### Required task
Copy out each line containing "title" from the entries below.

### Data entries
============================================================

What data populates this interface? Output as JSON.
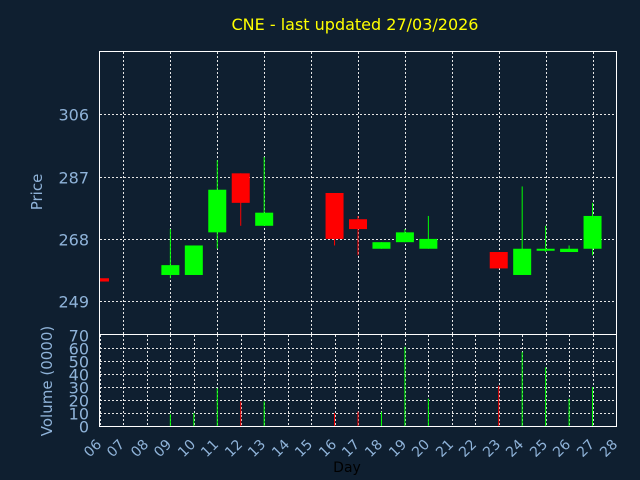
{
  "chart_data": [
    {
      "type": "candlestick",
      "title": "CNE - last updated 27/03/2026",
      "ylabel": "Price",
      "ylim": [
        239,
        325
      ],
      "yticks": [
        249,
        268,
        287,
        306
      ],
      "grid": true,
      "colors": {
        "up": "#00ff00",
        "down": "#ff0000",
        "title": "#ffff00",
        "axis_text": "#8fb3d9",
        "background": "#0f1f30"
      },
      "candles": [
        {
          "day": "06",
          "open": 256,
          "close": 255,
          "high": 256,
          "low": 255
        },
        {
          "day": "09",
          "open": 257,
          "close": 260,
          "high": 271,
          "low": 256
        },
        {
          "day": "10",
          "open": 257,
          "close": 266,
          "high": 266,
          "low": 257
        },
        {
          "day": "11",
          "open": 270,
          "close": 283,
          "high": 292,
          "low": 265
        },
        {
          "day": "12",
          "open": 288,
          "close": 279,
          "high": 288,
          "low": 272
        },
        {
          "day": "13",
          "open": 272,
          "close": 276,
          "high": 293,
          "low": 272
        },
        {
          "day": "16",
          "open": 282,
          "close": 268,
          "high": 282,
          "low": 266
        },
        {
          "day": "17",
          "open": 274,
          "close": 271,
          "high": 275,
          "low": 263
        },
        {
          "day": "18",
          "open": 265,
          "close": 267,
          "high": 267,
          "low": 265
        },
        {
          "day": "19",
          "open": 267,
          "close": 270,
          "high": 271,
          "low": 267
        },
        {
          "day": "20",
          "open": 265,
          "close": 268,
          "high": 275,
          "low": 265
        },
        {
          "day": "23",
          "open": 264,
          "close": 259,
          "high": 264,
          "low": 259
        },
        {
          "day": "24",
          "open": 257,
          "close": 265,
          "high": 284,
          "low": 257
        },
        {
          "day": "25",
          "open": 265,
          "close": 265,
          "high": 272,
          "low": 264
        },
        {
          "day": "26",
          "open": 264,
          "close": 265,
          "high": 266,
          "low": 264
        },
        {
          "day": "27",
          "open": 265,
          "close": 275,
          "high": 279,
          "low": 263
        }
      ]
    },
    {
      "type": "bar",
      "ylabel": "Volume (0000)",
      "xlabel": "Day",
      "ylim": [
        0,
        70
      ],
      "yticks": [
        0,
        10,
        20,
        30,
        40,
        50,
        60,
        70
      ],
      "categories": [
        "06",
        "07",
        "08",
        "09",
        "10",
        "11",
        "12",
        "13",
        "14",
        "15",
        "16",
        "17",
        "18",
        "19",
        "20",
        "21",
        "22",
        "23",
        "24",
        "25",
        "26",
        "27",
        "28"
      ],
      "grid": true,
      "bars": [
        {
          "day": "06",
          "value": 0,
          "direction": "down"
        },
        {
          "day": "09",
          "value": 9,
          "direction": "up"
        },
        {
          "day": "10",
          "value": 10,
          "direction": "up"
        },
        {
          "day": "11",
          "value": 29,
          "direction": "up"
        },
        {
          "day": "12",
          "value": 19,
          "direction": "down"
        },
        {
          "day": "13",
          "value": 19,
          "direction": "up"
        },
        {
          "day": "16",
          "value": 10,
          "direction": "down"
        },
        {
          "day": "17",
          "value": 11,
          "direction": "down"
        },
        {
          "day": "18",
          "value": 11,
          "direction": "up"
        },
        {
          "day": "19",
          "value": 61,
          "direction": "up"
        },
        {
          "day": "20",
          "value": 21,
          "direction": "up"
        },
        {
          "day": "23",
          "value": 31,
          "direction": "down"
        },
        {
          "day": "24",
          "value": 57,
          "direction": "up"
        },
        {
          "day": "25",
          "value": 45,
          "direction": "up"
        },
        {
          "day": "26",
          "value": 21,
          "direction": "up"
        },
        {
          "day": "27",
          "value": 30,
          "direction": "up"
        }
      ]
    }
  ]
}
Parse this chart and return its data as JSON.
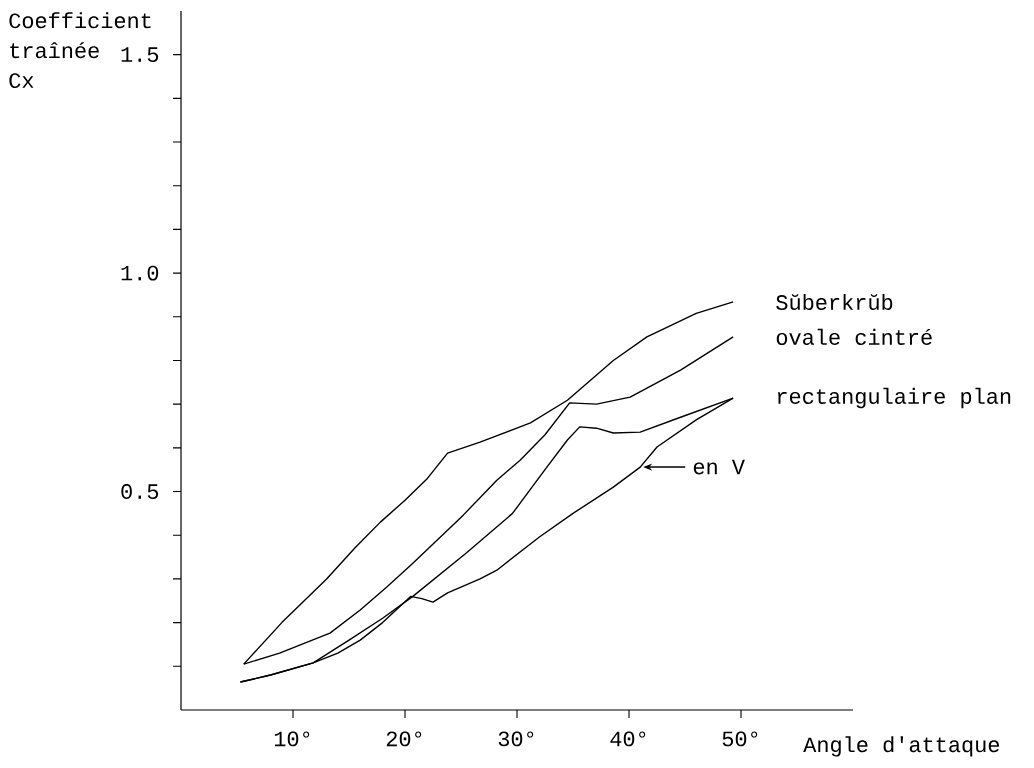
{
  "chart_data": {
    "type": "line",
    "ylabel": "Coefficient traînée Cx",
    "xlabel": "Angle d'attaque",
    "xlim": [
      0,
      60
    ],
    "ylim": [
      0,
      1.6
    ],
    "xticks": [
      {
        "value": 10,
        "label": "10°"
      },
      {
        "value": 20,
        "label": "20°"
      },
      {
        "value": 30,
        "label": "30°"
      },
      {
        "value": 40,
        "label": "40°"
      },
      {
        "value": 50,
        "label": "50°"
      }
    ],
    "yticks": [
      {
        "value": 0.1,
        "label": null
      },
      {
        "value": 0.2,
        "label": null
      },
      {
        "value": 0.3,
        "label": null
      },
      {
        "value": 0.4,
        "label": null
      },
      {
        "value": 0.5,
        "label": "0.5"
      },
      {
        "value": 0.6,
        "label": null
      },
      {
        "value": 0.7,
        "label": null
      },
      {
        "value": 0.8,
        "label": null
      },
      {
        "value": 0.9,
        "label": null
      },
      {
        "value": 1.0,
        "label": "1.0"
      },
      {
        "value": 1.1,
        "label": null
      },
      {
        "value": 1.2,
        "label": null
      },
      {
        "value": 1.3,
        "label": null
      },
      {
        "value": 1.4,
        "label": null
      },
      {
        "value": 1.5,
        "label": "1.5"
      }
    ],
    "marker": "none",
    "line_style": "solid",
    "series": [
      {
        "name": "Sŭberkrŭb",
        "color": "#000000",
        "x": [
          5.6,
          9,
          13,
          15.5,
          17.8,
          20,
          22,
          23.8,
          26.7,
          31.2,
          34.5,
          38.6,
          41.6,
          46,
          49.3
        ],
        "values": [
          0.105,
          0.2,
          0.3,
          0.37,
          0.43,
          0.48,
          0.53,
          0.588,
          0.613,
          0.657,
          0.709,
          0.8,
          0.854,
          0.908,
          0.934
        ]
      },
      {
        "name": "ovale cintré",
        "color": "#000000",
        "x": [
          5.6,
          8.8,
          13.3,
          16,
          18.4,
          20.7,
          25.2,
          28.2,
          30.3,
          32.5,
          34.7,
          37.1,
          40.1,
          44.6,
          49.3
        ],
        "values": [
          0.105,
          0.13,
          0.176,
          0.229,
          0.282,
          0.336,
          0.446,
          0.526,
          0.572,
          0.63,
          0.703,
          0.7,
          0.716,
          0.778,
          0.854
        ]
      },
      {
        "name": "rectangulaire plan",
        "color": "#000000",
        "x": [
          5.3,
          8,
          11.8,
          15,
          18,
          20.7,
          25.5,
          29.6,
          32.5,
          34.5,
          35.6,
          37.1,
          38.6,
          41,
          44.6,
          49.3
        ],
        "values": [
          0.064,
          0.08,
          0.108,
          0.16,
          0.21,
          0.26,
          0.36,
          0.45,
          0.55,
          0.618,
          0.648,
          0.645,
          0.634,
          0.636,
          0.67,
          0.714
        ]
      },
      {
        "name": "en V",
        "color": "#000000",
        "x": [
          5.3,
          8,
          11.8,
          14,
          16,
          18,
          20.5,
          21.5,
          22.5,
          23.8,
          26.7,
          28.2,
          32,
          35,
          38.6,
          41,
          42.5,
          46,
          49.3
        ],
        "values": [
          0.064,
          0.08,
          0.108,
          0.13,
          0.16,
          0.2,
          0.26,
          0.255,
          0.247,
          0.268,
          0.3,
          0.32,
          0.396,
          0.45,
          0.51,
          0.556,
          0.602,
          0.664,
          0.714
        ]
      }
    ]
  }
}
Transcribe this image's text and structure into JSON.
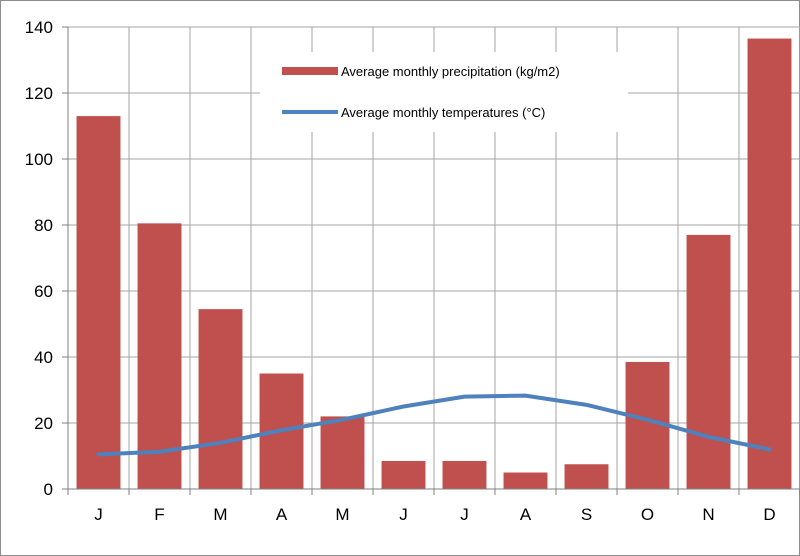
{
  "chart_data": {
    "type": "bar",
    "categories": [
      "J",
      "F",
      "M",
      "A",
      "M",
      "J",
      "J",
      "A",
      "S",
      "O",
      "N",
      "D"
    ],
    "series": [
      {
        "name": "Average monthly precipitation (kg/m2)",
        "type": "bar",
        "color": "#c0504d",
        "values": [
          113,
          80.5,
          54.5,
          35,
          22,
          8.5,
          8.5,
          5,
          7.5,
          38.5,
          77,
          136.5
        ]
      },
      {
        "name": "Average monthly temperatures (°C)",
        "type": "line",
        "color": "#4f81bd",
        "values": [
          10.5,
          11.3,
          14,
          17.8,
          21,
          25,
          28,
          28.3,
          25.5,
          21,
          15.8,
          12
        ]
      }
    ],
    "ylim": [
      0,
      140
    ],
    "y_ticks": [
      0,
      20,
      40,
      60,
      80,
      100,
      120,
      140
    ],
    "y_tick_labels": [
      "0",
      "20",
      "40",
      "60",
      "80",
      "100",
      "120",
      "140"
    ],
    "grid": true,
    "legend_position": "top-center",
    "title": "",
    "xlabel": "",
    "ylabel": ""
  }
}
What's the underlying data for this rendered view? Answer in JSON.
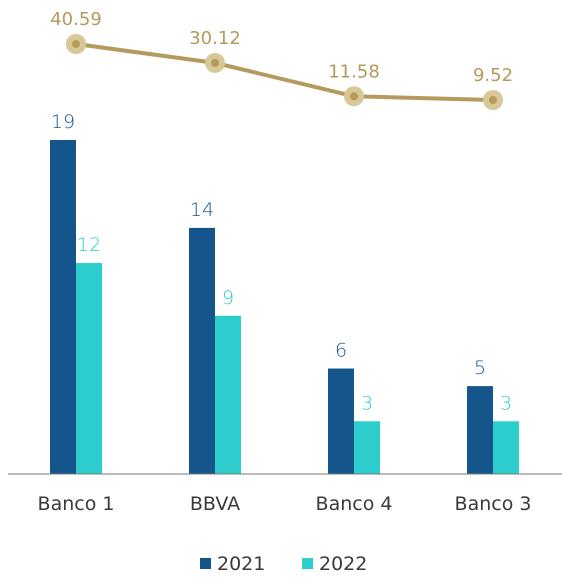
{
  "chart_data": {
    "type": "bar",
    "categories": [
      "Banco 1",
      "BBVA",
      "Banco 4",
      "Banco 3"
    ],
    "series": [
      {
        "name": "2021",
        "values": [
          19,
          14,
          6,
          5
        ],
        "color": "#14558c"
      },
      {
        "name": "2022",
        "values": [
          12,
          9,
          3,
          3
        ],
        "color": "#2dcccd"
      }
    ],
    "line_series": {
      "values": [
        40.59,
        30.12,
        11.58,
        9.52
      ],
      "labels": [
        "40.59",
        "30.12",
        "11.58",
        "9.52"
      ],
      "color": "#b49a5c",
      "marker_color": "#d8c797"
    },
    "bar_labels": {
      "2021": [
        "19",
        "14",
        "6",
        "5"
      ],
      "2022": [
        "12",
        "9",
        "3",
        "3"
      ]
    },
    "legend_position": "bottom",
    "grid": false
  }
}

============================================================

### Solution
      "title": "CNE - last updated 27/03/2026",
        "title": "#ffff00",
    "title": "",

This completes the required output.